=== SOURCE DATA ===

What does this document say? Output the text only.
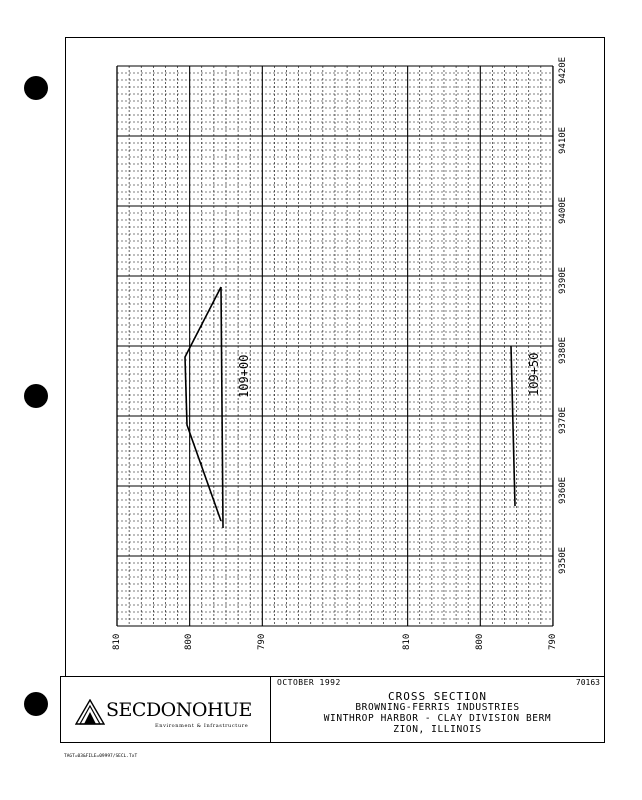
109+00	109+50
9420E
9410E
9400E
9390E
9380E
9370E
9360E
9350E
810	800	790	810	800	790
SECDONOHUE
Environment & Infrastructure
OCTOBER 1992	70163
CROSS SECTION
BROWNING-FERRIS INDUSTRIES
WINTHROP HARBOR - CLAY DIVISION BERM
ZION, ILLINOIS
TAGT=03&FILE=09997/SECL.TxT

===

### PROBLEM DETAILS
Reproduce all of the data exactly; the pictures do not belong in the copy.

### RIGHT ANSWER
What does this document say? Output the text only.
109+00	109+50
9420E
9410E
9400E
9390E
9380E
9370E
9360E
9350E
810	800	790	810	800	790
SECDONOHUE
Environment & Infrastructure
OCTOBER 1992	70163
CROSS SECTION
BROWNING-FERRIS INDUSTRIES
WINTHROP HARBOR - CLAY DIVISION BERM
ZION, ILLINOIS
TAGT=03&FILE=09997/SECL.TxT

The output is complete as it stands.